▸ **Your goal**
Scan the data below for the string "this". Copy every line where it appears.

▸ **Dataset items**
—————

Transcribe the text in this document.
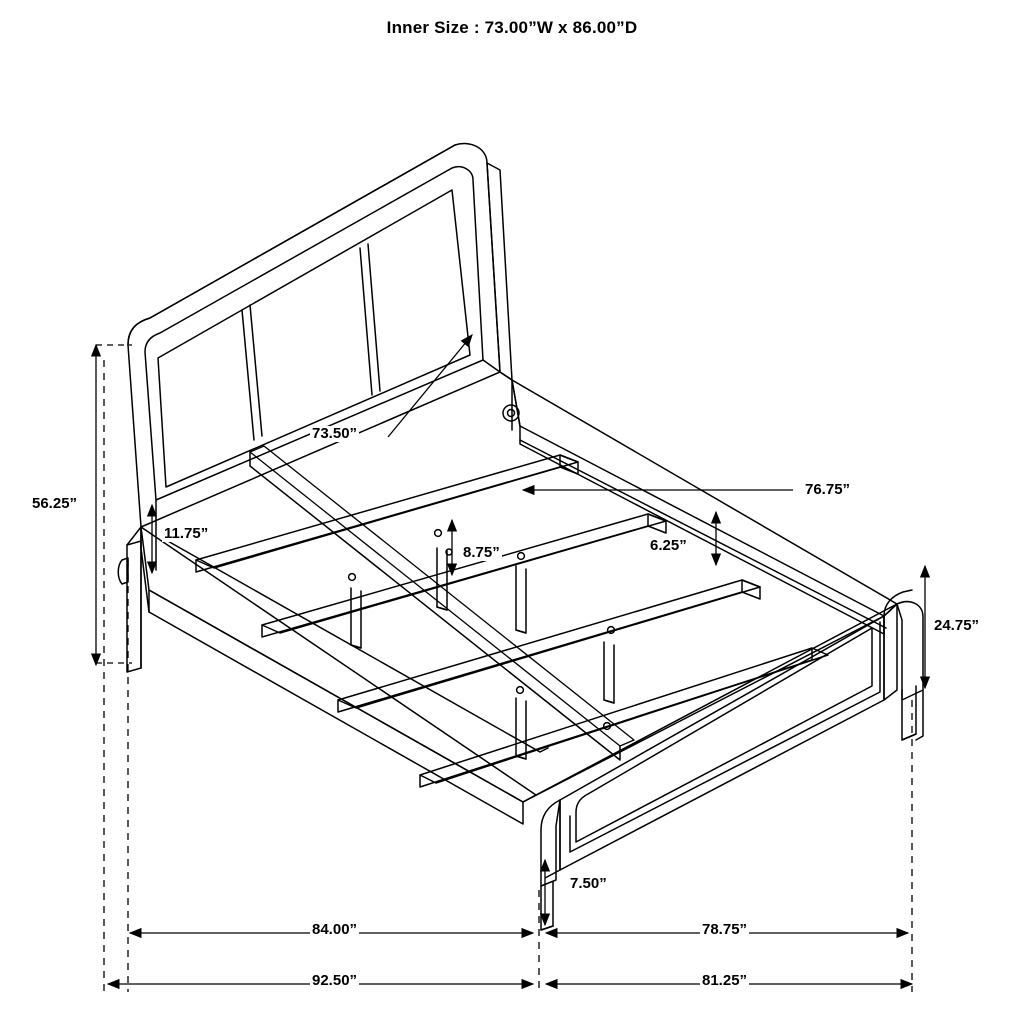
Inner Size : 73.00”W x 86.00”D
56.25”
73.50”
11.75”
8.75”
76.75”
6.25”
24.75”
7.50”
84.00”	78.75”
92.50”	81.25”
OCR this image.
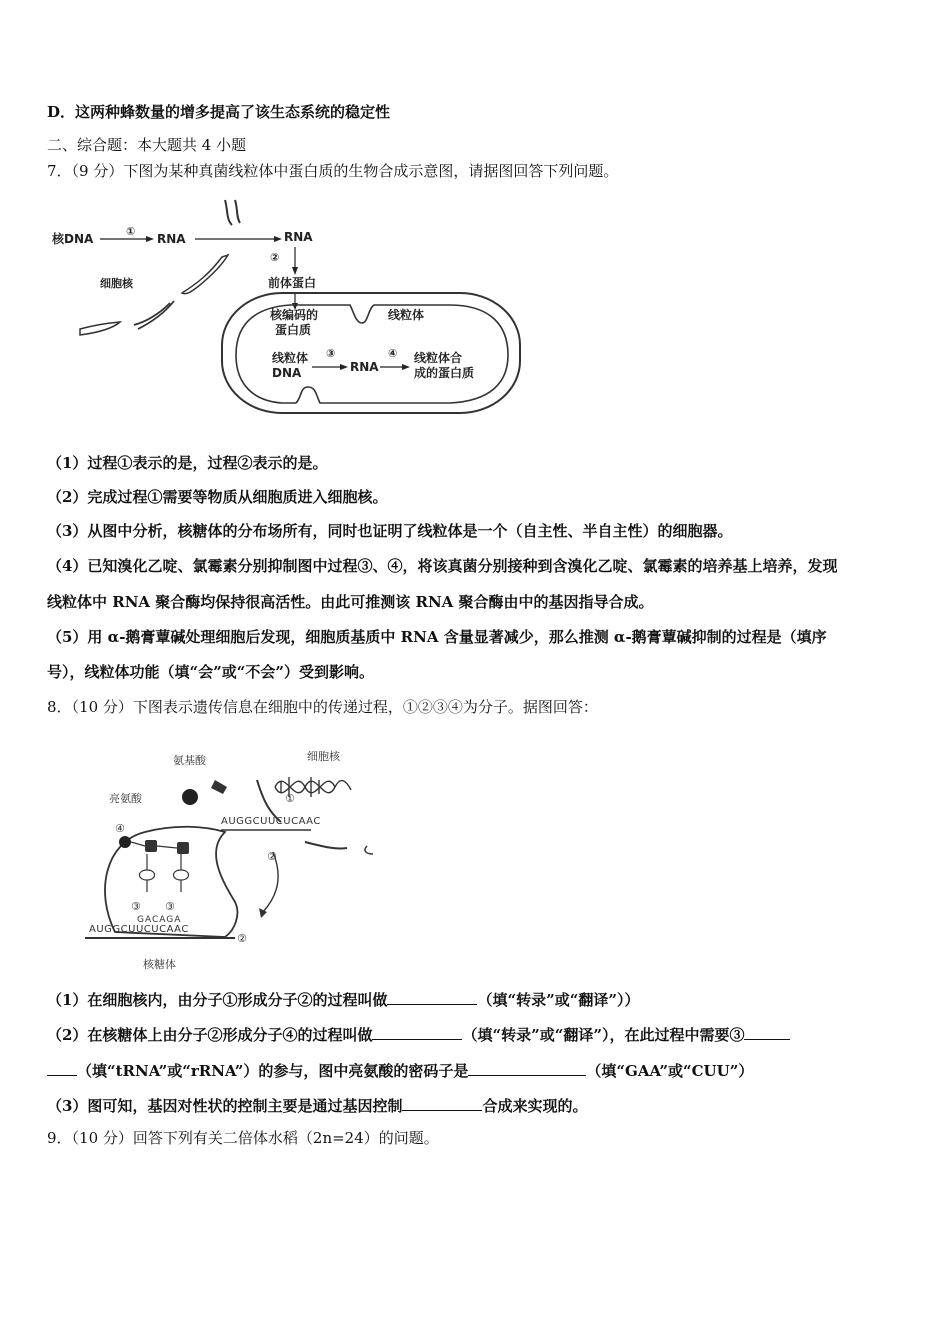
D．这两种蜂数量的增多提高了该生态系统的稳定性
二、综合题：本大题共 4 小题
7．（9 分）下图为某种真菌线粒体中蛋白质的生物合成示意图，请据图回答下列问题。
核DNA
①
RNA	RNA
②
前体蛋白
细胞核
核编码的
蛋白质
线粒体
线粒体
DNA
③
RNA
④ 线粒体合
成的蛋白质
（1）过程①表示的是，过程②表示的是。
（2）完成过程①需要等物质从细胞质进入细胞核。
（3）从图中分析，核糖体的分布场所有，同时也证明了线粒体是一个（自主性、半自主性）的细胞器。
（4）已知溴化乙啶、氯霉素分别抑制图中过程③、④，将该真菌分别接种到含溴化乙啶、氯霉素的培养基上培养，发现
线粒体中 RNA 聚合酶均保持很高活性。由此可推测该 RNA 聚合酶由中的基因指导合成。
（5）用 α-鹅膏蕈碱处理细胞后发现，细胞质基质中 RNA 含量显著减少，那么推测 α-鹅膏蕈碱抑制的过程是（填序
号），线粒体功能（填“会”或“不会”）受到影响。
8．（10 分）下图表示遗传信息在细胞中的传递过程，①②③④为分子。据图回答：
氨基酸	细胞核
亮氨酸	①
④
②
②
③ ③
核糖体
AUGGCUUCUCAAC
GACAGA
AUGGCUUCUCAAC
（1）在细胞核内，由分子①形成分子②的过程叫做	（填“转录”或“翻译”））
（2）在核糖体上由分子②形成分子④的过程叫做	（填“转录”或“翻译”），在此过程中需要③
（填“tRNA”或“rRNA”）的参与，图中亮氨酸的密码子是	（填“GAA”或“CUU”）
（3）图可知，基因对性状的控制主要是通过基因控制	合成来实现的。
9．（10 分）回答下列有关二倍体水稻（2n=24）的问题。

—————

▸ **Written response**
Transcribe the text in this document.
OCR this image.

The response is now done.